Items from a figure collection
********

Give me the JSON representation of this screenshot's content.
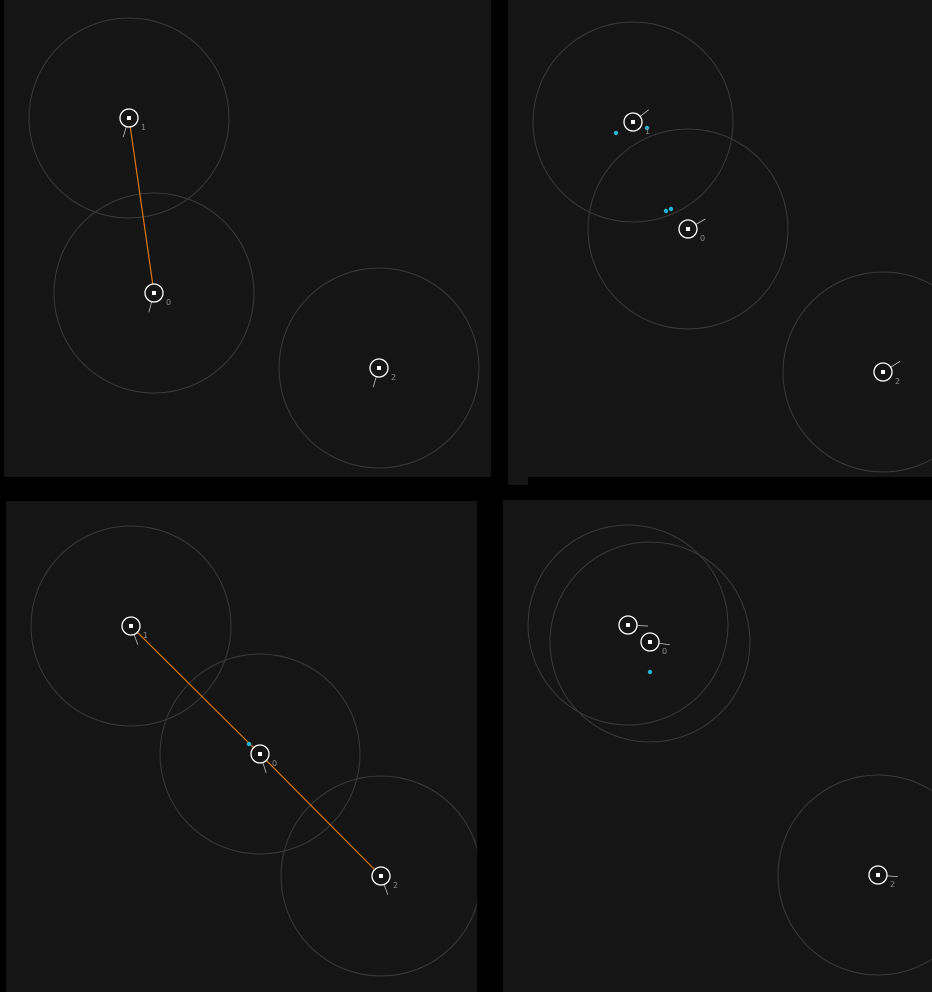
{
  "colors": {
    "background": "#000000",
    "panel": "#151515",
    "range_circle": "#3a3a3a",
    "node": "#ffffff",
    "link": "#d9770f",
    "signal_dot": "#1fb6d6",
    "label": "#8a8a8a"
  },
  "icon_names": [
    "node-marker-icon",
    "heading-tick-icon",
    "signal-dot-icon"
  ],
  "panels": [
    {
      "nodes": [
        {
          "id": "1",
          "label": "1",
          "heading_deg": 253
        },
        {
          "id": "0",
          "label": "0",
          "heading_deg": 255
        },
        {
          "id": "2",
          "label": "2",
          "heading_deg": 253
        }
      ],
      "links": [
        [
          "1",
          "0"
        ]
      ]
    },
    {
      "nodes": [
        {
          "id": "1",
          "label": "1",
          "heading_deg": 38
        },
        {
          "id": "0",
          "label": "0",
          "heading_deg": 30
        },
        {
          "id": "2",
          "label": "2",
          "heading_deg": 32
        }
      ],
      "links": []
    },
    {
      "nodes": [
        {
          "id": "1",
          "label": "1",
          "heading_deg": -70
        },
        {
          "id": "0",
          "label": "0",
          "heading_deg": -72
        },
        {
          "id": "2",
          "label": "2",
          "heading_deg": -70
        }
      ],
      "links": [
        [
          "1",
          "0"
        ],
        [
          "0",
          "2"
        ]
      ]
    },
    {
      "nodes": [
        {
          "id": "1",
          "label": "",
          "heading_deg": -3
        },
        {
          "id": "0",
          "label": "0",
          "heading_deg": -8
        },
        {
          "id": "2",
          "label": "2",
          "heading_deg": -5
        }
      ],
      "links": []
    }
  ]
}
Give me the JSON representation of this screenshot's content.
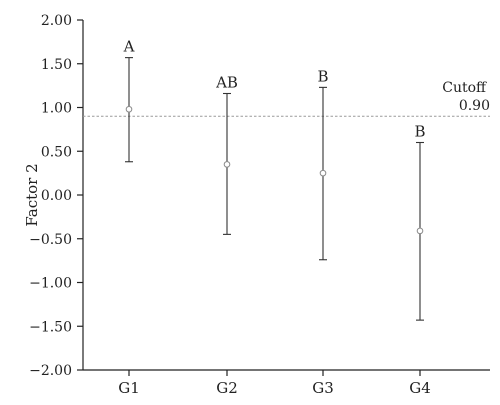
{
  "chart_data": {
    "type": "errorbar",
    "ylabel": "Factor 2",
    "xlabel": "",
    "ylim": [
      -2.0,
      2.0
    ],
    "yticks": [
      "2.00",
      "1.50",
      "1.00",
      "0.50",
      "0.00",
      "-0.50",
      "-1.00",
      "-1.50",
      "-2.00"
    ],
    "yticks_values": [
      2.0,
      1.5,
      1.0,
      0.5,
      0.0,
      -0.5,
      -1.0,
      -1.5,
      -2.0
    ],
    "categories": [
      "G1",
      "G2",
      "G3",
      "G4"
    ],
    "means": [
      0.98,
      0.35,
      0.25,
      -0.41
    ],
    "lower": [
      0.38,
      -0.45,
      -0.74,
      -1.43
    ],
    "upper": [
      1.57,
      1.16,
      1.23,
      0.6
    ],
    "group_letters": [
      "A",
      "AB",
      "B",
      "B"
    ],
    "cutoff": {
      "value": 0.9,
      "label": "Cutoff",
      "value_label": "0.90"
    },
    "grid": false,
    "colors": {
      "axis": "#222222",
      "errorbar": "#333333",
      "marker": "#8a8a8a",
      "cutoff_line": "#9a9a9a"
    }
  }
}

********

Directions
Every entry above is to be set down exactly; the pictures are to be left out.

Exercise solution
Give me the JSON representation of this screenshot's content.
{
  "colors": {
    "background": "#000000",
    "panel": "#151515",
    "range_circle": "#3a3a3a",
    "node": "#ffffff",
    "link": "#d9770f",
    "signal_dot": "#1fb6d6",
    "label": "#8a8a8a"
  },
  "icon_names": [
    "node-marker-icon",
    "heading-tick-icon",
    "signal-dot-icon"
  ],
  "panels": [
    {
      "nodes": [
        {
          "id": "1",
          "label": "1",
          "heading_deg": 253
        },
        {
          "id": "0",
          "label": "0",
          "heading_deg": 255
        },
        {
          "id": "2",
          "label": "2",
          "heading_deg": 253
        }
      ],
      "links": [
        [
          "1",
          "0"
        ]
      ]
    },
    {
      "nodes": [
        {
          "id": "1",
          "label": "1",
          "heading_deg": 38
        },
        {
          "id": "0",
          "label": "0",
          "heading_deg": 30
        },
        {
          "id": "2",
          "label": "2",
          "heading_deg": 32
        }
      ],
      "links": []
    },
    {
      "nodes": [
        {
          "id": "1",
          "label": "1",
          "heading_deg": -70
        },
        {
          "id": "0",
          "label": "0",
          "heading_deg": -72
        },
        {
          "id": "2",
          "label": "2",
          "heading_deg": -70
        }
      ],
      "links": [
        [
          "1",
          "0"
        ],
        [
          "0",
          "2"
        ]
      ]
    },
    {
      "nodes": [
        {
          "id": "1",
          "label": "",
          "heading_deg": -3
        },
        {
          "id": "0",
          "label": "0",
          "heading_deg": -8
        },
        {
          "id": "2",
          "label": "2",
          "heading_deg": -5
        }
      ],
      "links": []
    }
  ]
}
Give me the JSON representation of this screenshot's content.
{
  "chart_data": {
    "type": "errorbar",
    "ylabel": "Factor 2",
    "xlabel": "",
    "ylim": [
      -2.0,
      2.0
    ],
    "yticks": [
      "2.00",
      "1.50",
      "1.00",
      "0.50",
      "0.00",
      "-0.50",
      "-1.00",
      "-1.50",
      "-2.00"
    ],
    "yticks_values": [
      2.0,
      1.5,
      1.0,
      0.5,
      0.0,
      -0.5,
      -1.0,
      -1.5,
      -2.0
    ],
    "categories": [
      "G1",
      "G2",
      "G3",
      "G4"
    ],
    "means": [
      0.98,
      0.35,
      0.25,
      -0.41
    ],
    "lower": [
      0.38,
      -0.45,
      -0.74,
      -1.43
    ],
    "upper": [
      1.57,
      1.16,
      1.23,
      0.6
    ],
    "group_letters": [
      "A",
      "AB",
      "B",
      "B"
    ],
    "cutoff": {
      "value": 0.9,
      "label": "Cutoff",
      "value_label": "0.90"
    },
    "grid": false,
    "colors": {
      "axis": "#222222",
      "errorbar": "#333333",
      "marker": "#8a8a8a",
      "cutoff_line": "#9a9a9a"
    }
  }
}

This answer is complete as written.